>>>

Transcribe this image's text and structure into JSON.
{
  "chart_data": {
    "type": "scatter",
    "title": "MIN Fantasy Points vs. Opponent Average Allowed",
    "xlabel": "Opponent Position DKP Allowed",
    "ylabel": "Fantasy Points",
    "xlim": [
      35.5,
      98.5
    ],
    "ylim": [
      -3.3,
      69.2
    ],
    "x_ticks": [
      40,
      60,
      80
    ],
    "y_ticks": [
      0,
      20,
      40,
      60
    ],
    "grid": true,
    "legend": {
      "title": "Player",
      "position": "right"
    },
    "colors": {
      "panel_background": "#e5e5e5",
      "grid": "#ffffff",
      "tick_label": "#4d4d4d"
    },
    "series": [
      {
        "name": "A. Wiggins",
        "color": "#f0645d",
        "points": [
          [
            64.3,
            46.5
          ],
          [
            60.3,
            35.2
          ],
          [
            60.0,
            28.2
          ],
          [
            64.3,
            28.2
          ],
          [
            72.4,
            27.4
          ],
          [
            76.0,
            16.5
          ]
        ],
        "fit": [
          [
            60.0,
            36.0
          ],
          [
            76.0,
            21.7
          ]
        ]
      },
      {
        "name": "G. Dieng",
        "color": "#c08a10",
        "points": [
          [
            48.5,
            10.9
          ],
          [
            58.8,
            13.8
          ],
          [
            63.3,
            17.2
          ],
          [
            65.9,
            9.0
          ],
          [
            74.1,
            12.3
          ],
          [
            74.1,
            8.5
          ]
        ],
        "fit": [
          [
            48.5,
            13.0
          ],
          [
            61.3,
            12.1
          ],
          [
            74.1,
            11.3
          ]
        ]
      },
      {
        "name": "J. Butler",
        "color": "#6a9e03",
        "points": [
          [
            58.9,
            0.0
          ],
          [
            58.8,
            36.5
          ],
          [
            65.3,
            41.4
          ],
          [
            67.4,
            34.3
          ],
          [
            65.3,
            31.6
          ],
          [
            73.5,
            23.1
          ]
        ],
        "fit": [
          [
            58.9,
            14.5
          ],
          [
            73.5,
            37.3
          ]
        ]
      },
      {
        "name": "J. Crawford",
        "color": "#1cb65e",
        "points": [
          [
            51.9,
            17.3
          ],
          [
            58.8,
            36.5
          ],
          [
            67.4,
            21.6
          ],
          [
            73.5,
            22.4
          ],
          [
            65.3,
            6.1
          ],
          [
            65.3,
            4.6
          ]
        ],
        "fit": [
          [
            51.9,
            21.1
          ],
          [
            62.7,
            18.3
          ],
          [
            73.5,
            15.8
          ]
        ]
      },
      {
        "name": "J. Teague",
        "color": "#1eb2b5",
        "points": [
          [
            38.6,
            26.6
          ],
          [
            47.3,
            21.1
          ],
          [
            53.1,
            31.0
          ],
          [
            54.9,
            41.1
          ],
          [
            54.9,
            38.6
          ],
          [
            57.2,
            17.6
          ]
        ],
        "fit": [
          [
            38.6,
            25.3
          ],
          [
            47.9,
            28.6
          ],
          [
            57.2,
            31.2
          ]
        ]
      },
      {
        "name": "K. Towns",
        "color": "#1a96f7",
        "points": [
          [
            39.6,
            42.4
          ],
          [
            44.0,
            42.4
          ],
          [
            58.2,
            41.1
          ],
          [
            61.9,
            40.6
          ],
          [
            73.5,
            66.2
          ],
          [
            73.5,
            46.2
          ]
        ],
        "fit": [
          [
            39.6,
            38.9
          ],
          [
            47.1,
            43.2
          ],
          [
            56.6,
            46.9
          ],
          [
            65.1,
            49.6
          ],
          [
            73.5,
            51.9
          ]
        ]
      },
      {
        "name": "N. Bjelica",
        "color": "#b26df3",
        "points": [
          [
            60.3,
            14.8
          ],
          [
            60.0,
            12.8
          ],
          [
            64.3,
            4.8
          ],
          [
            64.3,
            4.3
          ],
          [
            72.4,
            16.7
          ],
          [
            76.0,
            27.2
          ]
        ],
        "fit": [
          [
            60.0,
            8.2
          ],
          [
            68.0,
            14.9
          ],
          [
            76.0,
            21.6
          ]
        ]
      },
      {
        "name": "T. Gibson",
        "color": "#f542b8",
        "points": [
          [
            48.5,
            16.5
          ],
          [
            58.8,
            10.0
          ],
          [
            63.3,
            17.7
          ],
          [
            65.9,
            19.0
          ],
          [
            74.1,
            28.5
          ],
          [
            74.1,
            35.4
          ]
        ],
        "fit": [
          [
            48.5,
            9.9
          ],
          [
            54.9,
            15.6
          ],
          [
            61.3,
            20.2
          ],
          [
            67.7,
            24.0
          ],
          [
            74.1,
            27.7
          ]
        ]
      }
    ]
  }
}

<<<

What is required -
Set down every line of the listing above again, exactly as given.

Solution -
Transcribe this image's text and structure into JSON.
{
  "chart_data": {
    "type": "scatter",
    "title": "MIN Fantasy Points vs. Opponent Average Allowed",
    "xlabel": "Opponent Position DKP Allowed",
    "ylabel": "Fantasy Points",
    "xlim": [
      35.5,
      98.5
    ],
    "ylim": [
      -3.3,
      69.2
    ],
    "x_ticks": [
      40,
      60,
      80
    ],
    "y_ticks": [
      0,
      20,
      40,
      60
    ],
    "grid": true,
    "legend": {
      "title": "Player",
      "position": "right"
    },
    "colors": {
      "panel_background": "#e5e5e5",
      "grid": "#ffffff",
      "tick_label": "#4d4d4d"
    },
    "series": [
      {
        "name": "A. Wiggins",
        "color": "#f0645d",
        "points": [
          [
            64.3,
            46.5
          ],
          [
            60.3,
            35.2
          ],
          [
            60.0,
            28.2
          ],
          [
            64.3,
            28.2
          ],
          [
            72.4,
            27.4
          ],
          [
            76.0,
            16.5
          ]
        ],
        "fit": [
          [
            60.0,
            36.0
          ],
          [
            76.0,
            21.7
          ]
        ]
      },
      {
        "name": "G. Dieng",
        "color": "#c08a10",
        "points": [
          [
            48.5,
            10.9
          ],
          [
            58.8,
            13.8
          ],
          [
            63.3,
            17.2
          ],
          [
            65.9,
            9.0
          ],
          [
            74.1,
            12.3
          ],
          [
            74.1,
            8.5
          ]
        ],
        "fit": [
          [
            48.5,
            13.0
          ],
          [
            61.3,
            12.1
          ],
          [
            74.1,
            11.3
          ]
        ]
      },
      {
        "name": "J. Butler",
        "color": "#6a9e03",
        "points": [
          [
            58.9,
            0.0
          ],
          [
            58.8,
            36.5
          ],
          [
            65.3,
            41.4
          ],
          [
            67.4,
            34.3
          ],
          [
            65.3,
            31.6
          ],
          [
            73.5,
            23.1
          ]
        ],
        "fit": [
          [
            58.9,
            14.5
          ],
          [
            73.5,
            37.3
          ]
        ]
      },
      {
        "name": "J. Crawford",
        "color": "#1cb65e",
        "points": [
          [
            51.9,
            17.3
          ],
          [
            58.8,
            36.5
          ],
          [
            67.4,
            21.6
          ],
          [
            73.5,
            22.4
          ],
          [
            65.3,
            6.1
          ],
          [
            65.3,
            4.6
          ]
        ],
        "fit": [
          [
            51.9,
            21.1
          ],
          [
            62.7,
            18.3
          ],
          [
            73.5,
            15.8
          ]
        ]
      },
      {
        "name": "J. Teague",
        "color": "#1eb2b5",
        "points": [
          [
            38.6,
            26.6
          ],
          [
            47.3,
            21.1
          ],
          [
            53.1,
            31.0
          ],
          [
            54.9,
            41.1
          ],
          [
            54.9,
            38.6
          ],
          [
            57.2,
            17.6
          ]
        ],
        "fit": [
          [
            38.6,
            25.3
          ],
          [
            47.9,
            28.6
          ],
          [
            57.2,
            31.2
          ]
        ]
      },
      {
        "name": "K. Towns",
        "color": "#1a96f7",
        "points": [
          [
            39.6,
            42.4
          ],
          [
            44.0,
            42.4
          ],
          [
            58.2,
            41.1
          ],
          [
            61.9,
            40.6
          ],
          [
            73.5,
            66.2
          ],
          [
            73.5,
            46.2
          ]
        ],
        "fit": [
          [
            39.6,
            38.9
          ],
          [
            47.1,
            43.2
          ],
          [
            56.6,
            46.9
          ],
          [
            65.1,
            49.6
          ],
          [
            73.5,
            51.9
          ]
        ]
      },
      {
        "name": "N. Bjelica",
        "color": "#b26df3",
        "points": [
          [
            60.3,
            14.8
          ],
          [
            60.0,
            12.8
          ],
          [
            64.3,
            4.8
          ],
          [
            64.3,
            4.3
          ],
          [
            72.4,
            16.7
          ],
          [
            76.0,
            27.2
          ]
        ],
        "fit": [
          [
            60.0,
            8.2
          ],
          [
            68.0,
            14.9
          ],
          [
            76.0,
            21.6
          ]
        ]
      },
      {
        "name": "T. Gibson",
        "color": "#f542b8",
        "points": [
          [
            48.5,
            16.5
          ],
          [
            58.8,
            10.0
          ],
          [
            63.3,
            17.7
          ],
          [
            65.9,
            19.0
          ],
          [
            74.1,
            28.5
          ],
          [
            74.1,
            35.4
          ]
        ],
        "fit": [
          [
            48.5,
            9.9
          ],
          [
            54.9,
            15.6
          ],
          [
            61.3,
            20.2
          ],
          [
            67.7,
            24.0
          ],
          [
            74.1,
            27.7
          ]
        ]
      }
    ]
  }
}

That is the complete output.